Start

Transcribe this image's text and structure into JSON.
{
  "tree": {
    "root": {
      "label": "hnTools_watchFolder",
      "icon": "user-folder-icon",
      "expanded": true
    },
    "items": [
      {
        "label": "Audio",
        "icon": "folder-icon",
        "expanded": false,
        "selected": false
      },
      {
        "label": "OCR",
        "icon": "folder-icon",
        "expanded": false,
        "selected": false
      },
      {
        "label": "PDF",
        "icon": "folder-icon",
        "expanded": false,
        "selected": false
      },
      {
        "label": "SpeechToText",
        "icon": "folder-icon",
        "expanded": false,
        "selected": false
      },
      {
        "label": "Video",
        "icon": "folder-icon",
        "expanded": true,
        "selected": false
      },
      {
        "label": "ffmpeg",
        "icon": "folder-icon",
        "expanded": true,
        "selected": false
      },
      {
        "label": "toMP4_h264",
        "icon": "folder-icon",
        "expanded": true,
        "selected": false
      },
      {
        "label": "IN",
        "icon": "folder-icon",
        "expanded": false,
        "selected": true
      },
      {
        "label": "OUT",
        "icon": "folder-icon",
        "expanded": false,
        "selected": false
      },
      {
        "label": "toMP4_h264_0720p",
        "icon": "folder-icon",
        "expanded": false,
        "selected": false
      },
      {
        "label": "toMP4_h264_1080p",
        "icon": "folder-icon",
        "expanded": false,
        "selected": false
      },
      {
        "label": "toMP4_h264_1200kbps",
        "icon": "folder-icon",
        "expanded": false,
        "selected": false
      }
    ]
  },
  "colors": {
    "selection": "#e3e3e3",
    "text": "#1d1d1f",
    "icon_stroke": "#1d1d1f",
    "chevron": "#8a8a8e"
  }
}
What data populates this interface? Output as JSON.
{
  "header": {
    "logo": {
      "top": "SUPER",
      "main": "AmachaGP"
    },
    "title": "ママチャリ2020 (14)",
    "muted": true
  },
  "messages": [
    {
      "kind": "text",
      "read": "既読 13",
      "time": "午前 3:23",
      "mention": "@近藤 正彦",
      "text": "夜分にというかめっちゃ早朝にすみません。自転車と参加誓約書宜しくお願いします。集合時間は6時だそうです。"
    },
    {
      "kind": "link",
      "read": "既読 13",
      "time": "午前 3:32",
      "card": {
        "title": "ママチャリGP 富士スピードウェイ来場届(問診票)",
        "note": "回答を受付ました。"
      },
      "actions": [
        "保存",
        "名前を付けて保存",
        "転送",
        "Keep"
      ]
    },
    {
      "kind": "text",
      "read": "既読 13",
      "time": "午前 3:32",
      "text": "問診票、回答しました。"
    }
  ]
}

End

Each line of the material must be restated exactly.

**Solution to this exercise**
Transcribe this image's text and structure into JSON.
{
  "tree": {
    "root": {
      "label": "hnTools_watchFolder",
      "icon": "user-folder-icon",
      "expanded": true
    },
    "items": [
      {
        "label": "Audio",
        "icon": "folder-icon",
        "expanded": false,
        "selected": false
      },
      {
        "label": "OCR",
        "icon": "folder-icon",
        "expanded": false,
        "selected": false
      },
      {
        "label": "PDF",
        "icon": "folder-icon",
        "expanded": false,
        "selected": false
      },
      {
        "label": "SpeechToText",
        "icon": "folder-icon",
        "expanded": false,
        "selected": false
      },
      {
        "label": "Video",
        "icon": "folder-icon",
        "expanded": true,
        "selected": false
      },
      {
        "label": "ffmpeg",
        "icon": "folder-icon",
        "expanded": true,
        "selected": false
      },
      {
        "label": "toMP4_h264",
        "icon": "folder-icon",
        "expanded": true,
        "selected": false
      },
      {
        "label": "IN",
        "icon": "folder-icon",
        "expanded": false,
        "selected": true
      },
      {
        "label": "OUT",
        "icon": "folder-icon",
        "expanded": false,
        "selected": false
      },
      {
        "label": "toMP4_h264_0720p",
        "icon": "folder-icon",
        "expanded": false,
        "selected": false
      },
      {
        "label": "toMP4_h264_1080p",
        "icon": "folder-icon",
        "expanded": false,
        "selected": false
      },
      {
        "label": "toMP4_h264_1200kbps",
        "icon": "folder-icon",
        "expanded": false,
        "selected": false
      }
    ]
  },
  "colors": {
    "selection": "#e3e3e3",
    "text": "#1d1d1f",
    "icon_stroke": "#1d1d1f",
    "chevron": "#8a8a8e"
  }
}
What data populates this interface? Output as JSON.
{
  "header": {
    "logo": {
      "top": "SUPER",
      "main": "AmachaGP"
    },
    "title": "ママチャリ2020 (14)",
    "muted": true
  },
  "messages": [
    {
      "kind": "text",
      "read": "既読 13",
      "time": "午前 3:23",
      "mention": "@近藤 正彦",
      "text": "夜分にというかめっちゃ早朝にすみません。自転車と参加誓約書宜しくお願いします。集合時間は6時だそうです。"
    },
    {
      "kind": "link",
      "read": "既読 13",
      "time": "午前 3:32",
      "card": {
        "title": "ママチャリGP 富士スピードウェイ来場届(問診票)",
        "note": "回答を受付ました。"
      },
      "actions": [
        "保存",
        "名前を付けて保存",
        "転送",
        "Keep"
      ]
    },
    {
      "kind": "text",
      "read": "既読 13",
      "time": "午前 3:32",
      "text": "問診票、回答しました。"
    }
  ]
}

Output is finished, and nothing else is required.